----- Record extracts

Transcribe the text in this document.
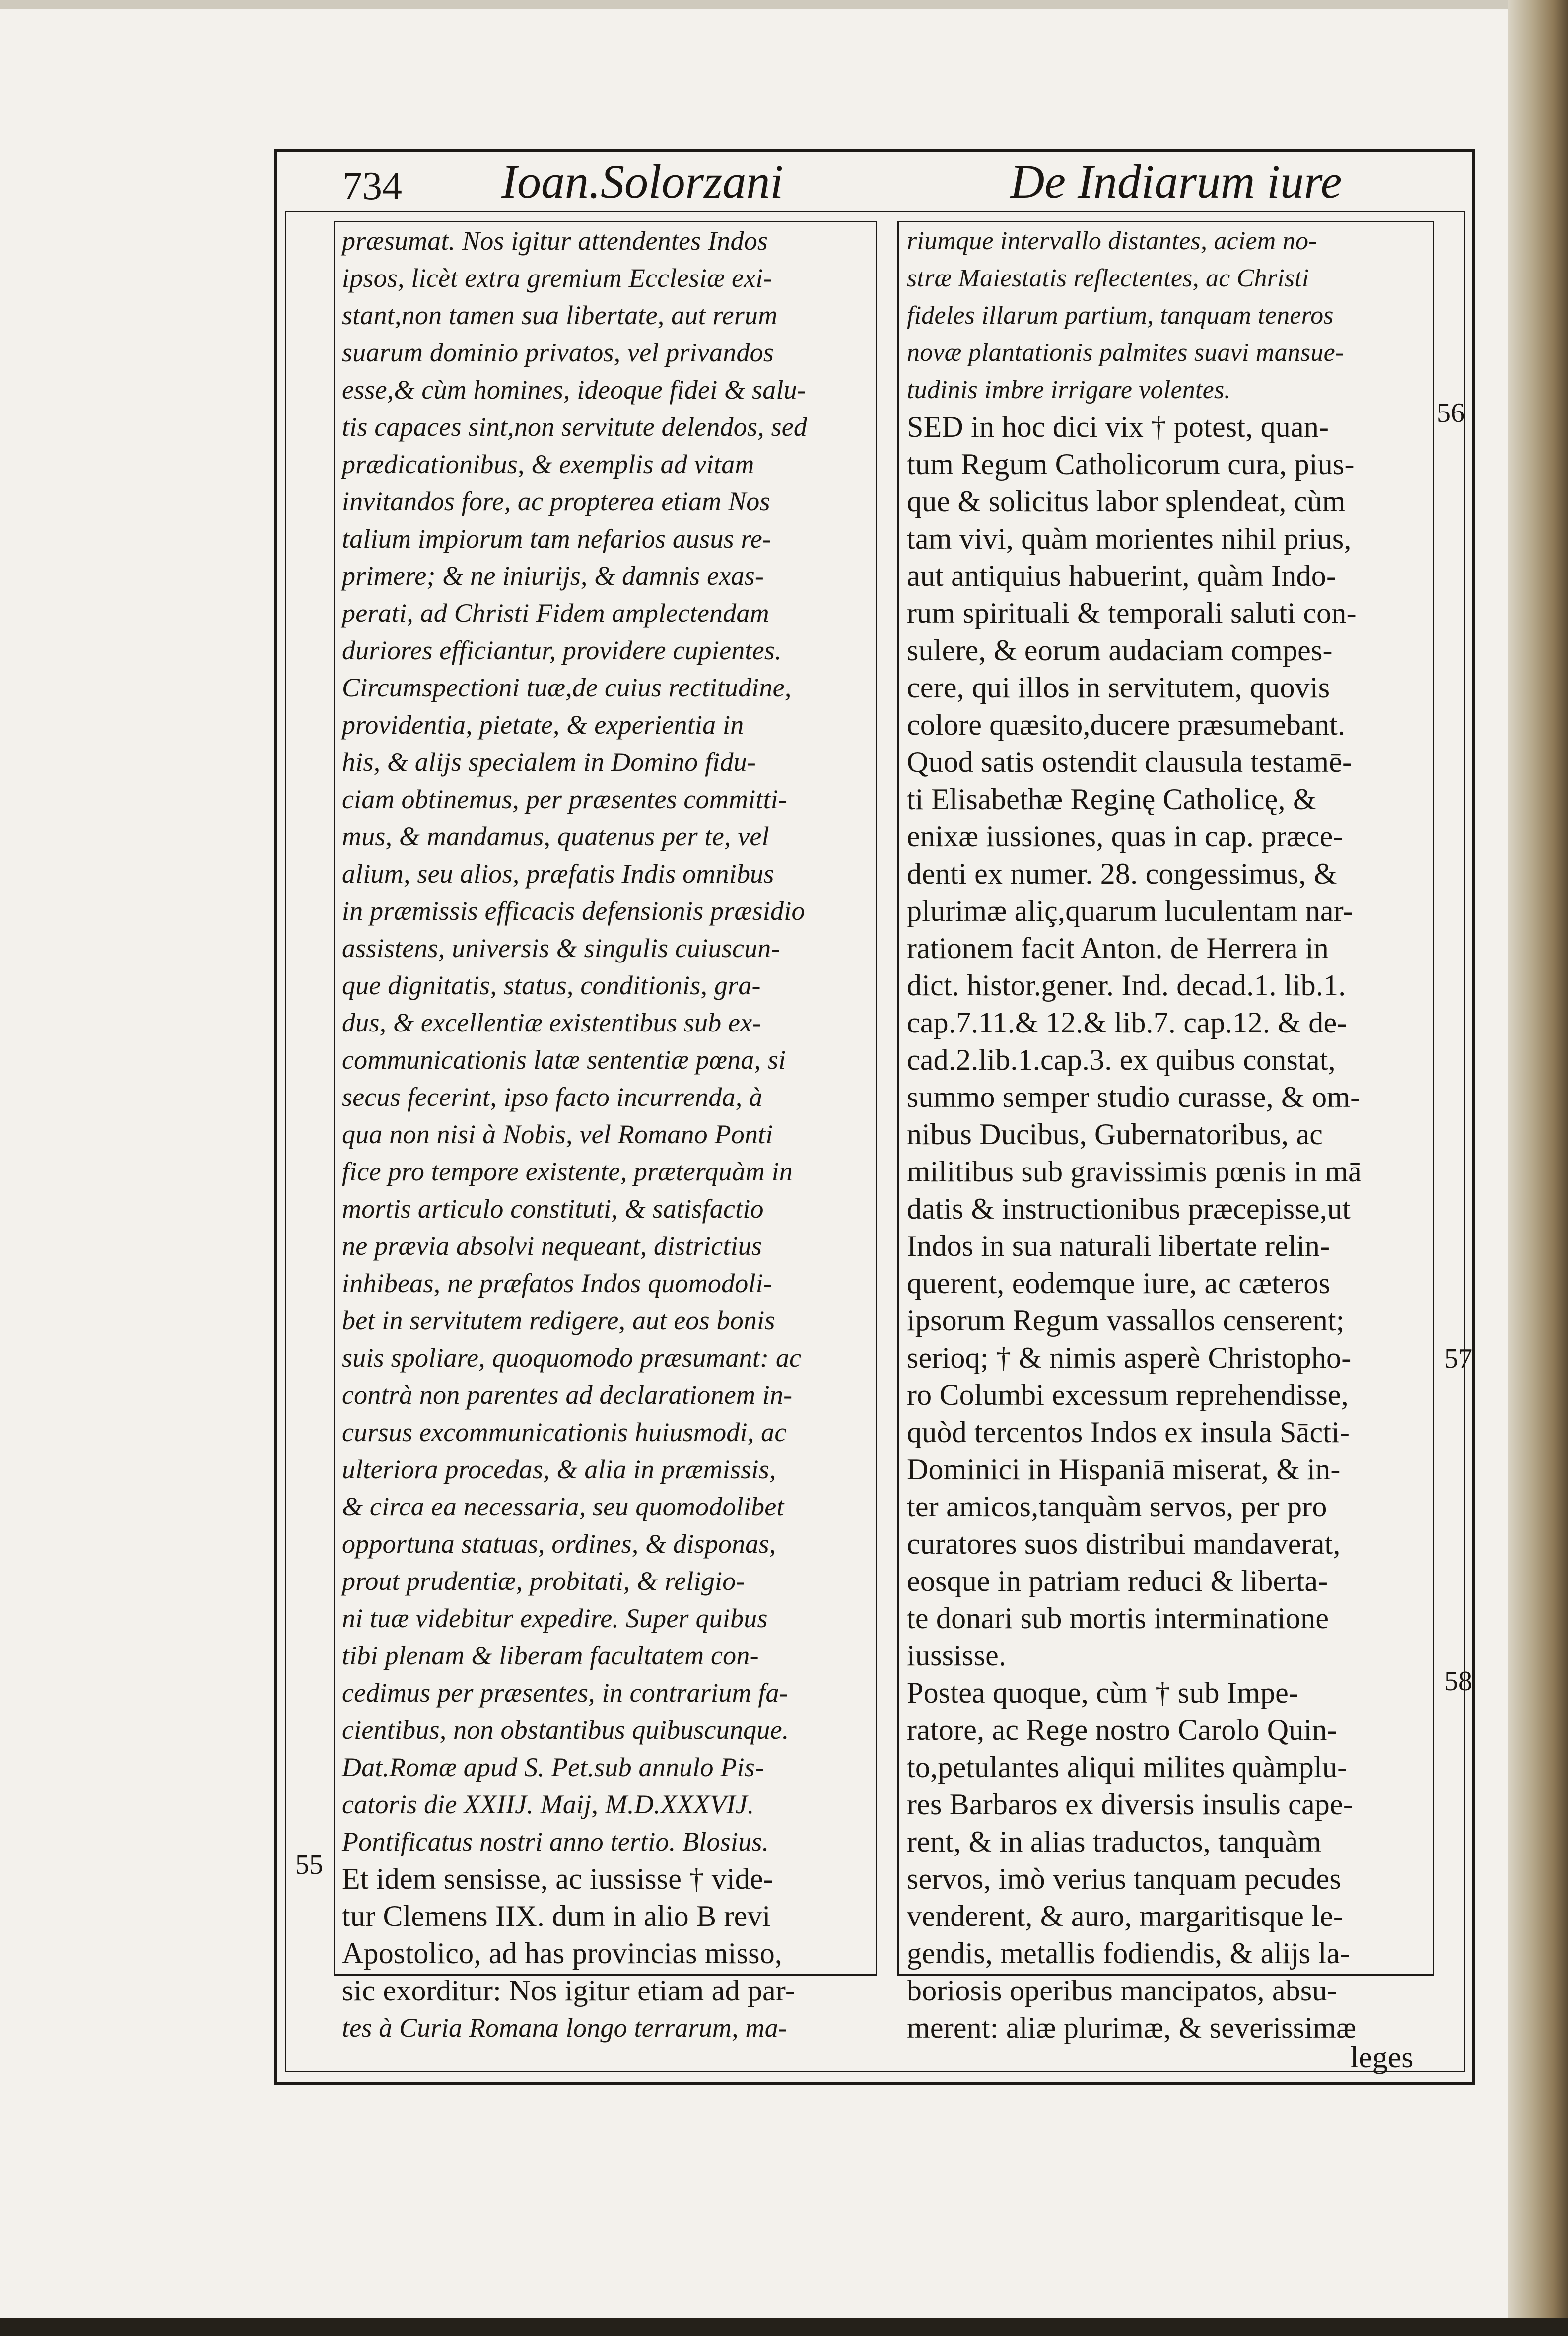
734 Ioan.Solorzani	De Indiarum iure
præsumat. Nos igitur attendentes Indos
ipsos, licèt extra gremium Ecclesiæ exi-
stant,non tamen sua libertate, aut rerum
suarum dominio privatos, vel privandos
esse,& cùm homines, ideoque fidei & salu-
tis capaces sint,non servitute delendos, sed
prædicationibus, & exemplis ad vitam
invitandos fore, ac propterea etiam Nos
talium impiorum tam nefarios ausus re-
primere; & ne iniurijs, & damnis exas-
perati, ad Christi Fidem amplectendam
duriores efficiantur, providere cupientes.
Circumspectioni tuæ,de cuius rectitudine,
providentia, pietate, & experientia in
his, & alijs specialem in Domino fidu-
ciam obtinemus, per præsentes committi-
mus, & mandamus, quatenus per te, vel
alium, seu alios, præfatis Indis omnibus
in præmissis efficacis defensionis præsidio
assistens, universis & singulis cuiuscun-
que dignitatis, status, conditionis, gra-
dus, & excellentiæ existentibus sub ex-
communicationis latæ sententiæ pœna, si
secus fecerint, ipso facto incurrenda, à
qua non nisi à Nobis, vel Romano Ponti
fice pro tempore existente, præterquàm in
mortis articulo constituti, & satisfactio
ne prævia absolvi nequeant, districtius
inhibeas, ne præfatos Indos quomodoli-
bet in servitutem redigere, aut eos bonis
suis spoliare, quoquomodo præsumant: ac
contrà non parentes ad declarationem in-
cursus excommunicationis huiusmodi, ac
ulteriora procedas, & alia in præmissis,
& circa ea necessaria, seu quomodolibet
opportuna statuas, ordines, & disponas,
prout prudentiæ, probitati, & religio-
ni tuæ videbitur expedire. Super quibus
tibi plenam & liberam facultatem con-
cedimus per præsentes, in contrarium fa-
cientibus, non obstantibus quibuscunque.
Dat.Romæ apud S. Pet.sub annulo Pis-
catoris die XXIIJ. Maij, M.D.XXXVIJ.
Pontificatus nostri anno tertio. Blosius.
Et idem sensisse, ac iussisse † vide-
tur Clemens IIX. dum in alio B revi
Apostolico, ad has provincias misso,
sic exorditur: Nos igitur etiam ad par-
tes à Curia Romana longo terrarum, ma-
riumque intervallo distantes, aciem no-
stræ Maiestatis reflectentes, ac Christi
fideles illarum partium, tanquam teneros
novæ plantationis palmites suavi mansue-
tudinis imbre irrigare volentes.
SED in hoc dici vix † potest, quan-
tum Regum Catholicorum cura, pius-
que & solicitus labor splendeat, cùm
tam vivi, quàm morientes nihil prius,
aut antiquius habuerint, quàm Indo-
rum spirituali & temporali saluti con-
sulere, & eorum audaciam compes-
cere, qui illos in servitutem, quovis
colore quæsito,ducere præsumebant.
Quod satis ostendit clausula testamē-
ti Elisabethæ Reginę Catholicę, &
enixæ iussiones, quas in cap. præce-
denti ex numer. 28. congessimus, &
plurimæ aliç,quarum luculentam nar-
rationem facit Anton. de Herrera in
dict. histor.gener. Ind. decad.1. lib.1.
cap.7.11.& 12.& lib.7. cap.12. & de-
cad.2.lib.1.cap.3. ex quibus constat,
summo semper studio curasse, & om-
nibus Ducibus, Gubernatoribus, ac
militibus sub gravissimis pœnis in mā
datis & instructionibus præcepisse,ut
Indos in sua naturali libertate relin-
querent, eodemque iure, ac cæteros
ipsorum Regum vassallos censerent;
serioq; † & nimis asperè Christopho-
ro Columbi excessum reprehendisse,
quòd tercentos Indos ex insula Sācti-
Dominici in Hispaniā miserat, & in-
ter amicos,tanquàm servos, per pro
curatores suos distribui mandaverat,
eosque in patriam reduci & liberta-
te donari sub mortis interminatione
iussisse.
Postea quoque, cùm † sub Impe-
ratore, ac Rege nostro Carolo Quin-
to,petulantes aliqui milites quàmplu-
res Barbaros ex diversis insulis cape-
rent, & in alias traductos, tanquàm
servos, imò verius tanquam pecudes
venderent, & auro, margaritisque le-
gendis, metallis fodiendis, & alijs la-
boriosis operibus mancipatos, absu-
merent: aliæ plurimæ, & severissimæ
55
56
57
58
leges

----------

Problem statement
Pull out each line of the entries that contains "præmissis".

Full output
in præmissis efficacis defensionis præsidio
ulteriora procedas, & alia in præmissis,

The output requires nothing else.